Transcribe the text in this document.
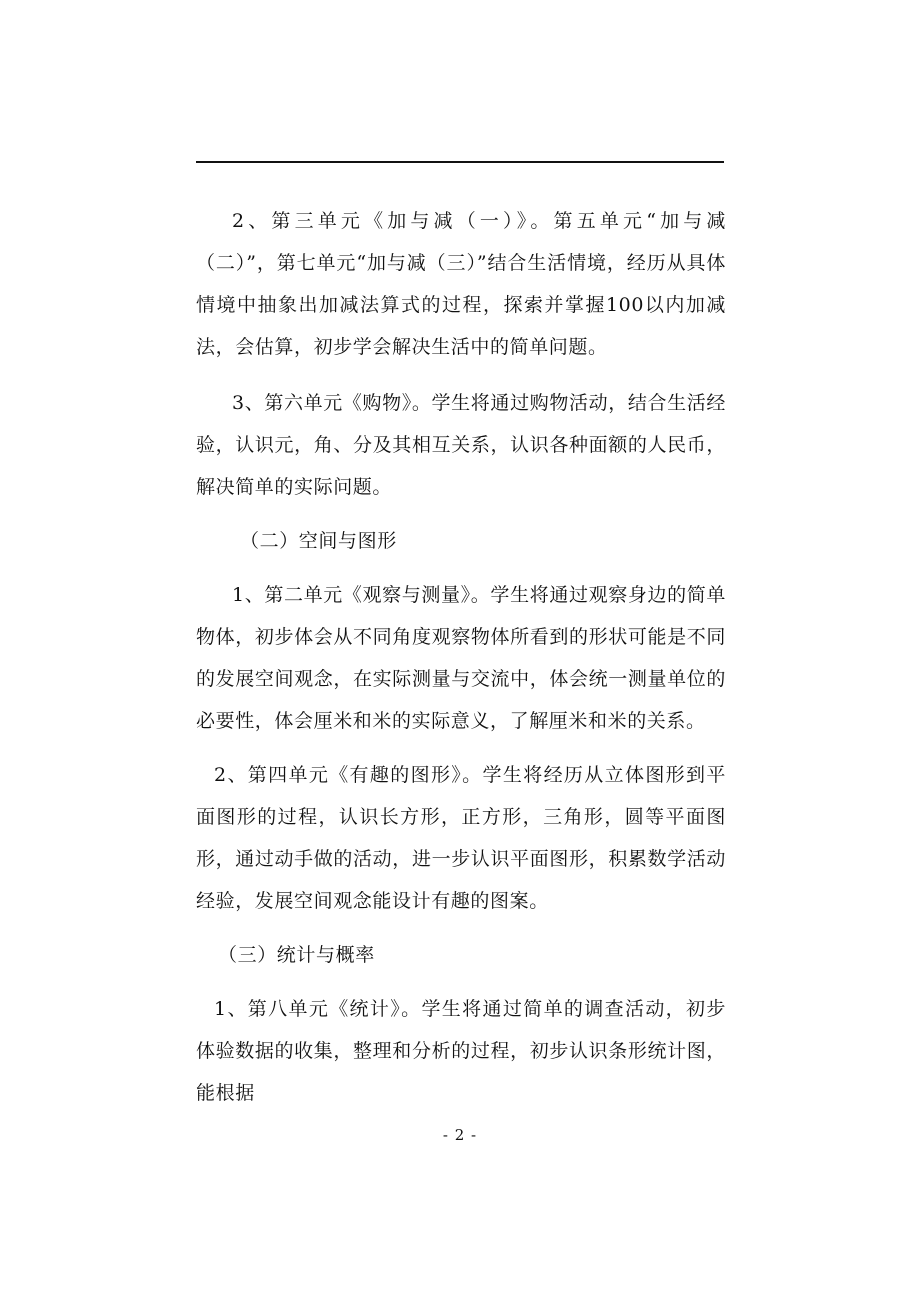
2、第三单元《加与减（一）》。第五单元“加与减（二）”，第七单元“加与减（三）”结合生活情境，经历从具体情境中抽象出加减法算式的过程，探索并掌握100以内加减法，会估算，初步学会解决生活中的简单问题。

3、第六单元《购物》。学生将通过购物活动，结合生活经验，认识元，角、分及其相互关系，认识各种面额的人民币，解决简单的实际问题。

（二）空间与图形

1、第二单元《观察与测量》。学生将通过观察身边的简单物体，初步体会从不同角度观察物体所看到的形状可能是不同的发展空间观念，在实际测量与交流中，体会统一测量单位的必要性，体会厘米和米的实际意义，了解厘米和米的关系。

2、第四单元《有趣的图形》。学生将经历从立体图形到平面图形的过程，认识长方形，正方形，三角形，圆等平面图形，通过动手做的活动，进一步认识平面图形，积累数学活动经验，发展空间观念能设计有趣的图案。

（三）统计与概率

1、第八单元《统计》。学生将通过简单的调查活动，初步体验数据的收集，整理和分析的过程，初步认识条形统计图，能根据

- 2 -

------------------------------

WHAT THE TASK ASKS — Write the full listing out again with every line unchanged, but include no pictures.

FINISHED TASK —
Transcribe the text in this document.
2、第三单元《加与减（一）》。第五单元“加与减（二）”，第七单元“加与减（三）”结合生活情境，经历从具体情境中抽象出加减法算式的过程，探索并掌握100以内加减法，会估算，初步学会解决生活中的简单问题。

3、第六单元《购物》。学生将通过购物活动，结合生活经验，认识元，角、分及其相互关系，认识各种面额的人民币，解决简单的实际问题。

（二）空间与图形

1、第二单元《观察与测量》。学生将通过观察身边的简单物体，初步体会从不同角度观察物体所看到的形状可能是不同的发展空间观念，在实际测量与交流中，体会统一测量单位的必要性，体会厘米和米的实际意义，了解厘米和米的关系。

2、第四单元《有趣的图形》。学生将经历从立体图形到平面图形的过程，认识长方形，正方形，三角形，圆等平面图形，通过动手做的活动，进一步认识平面图形，积累数学活动经验，发展空间观念能设计有趣的图案。

（三）统计与概率

1、第八单元《统计》。学生将通过简单的调查活动，初步体验数据的收集，整理和分析的过程，初步认识条形统计图，能根据

- 2 -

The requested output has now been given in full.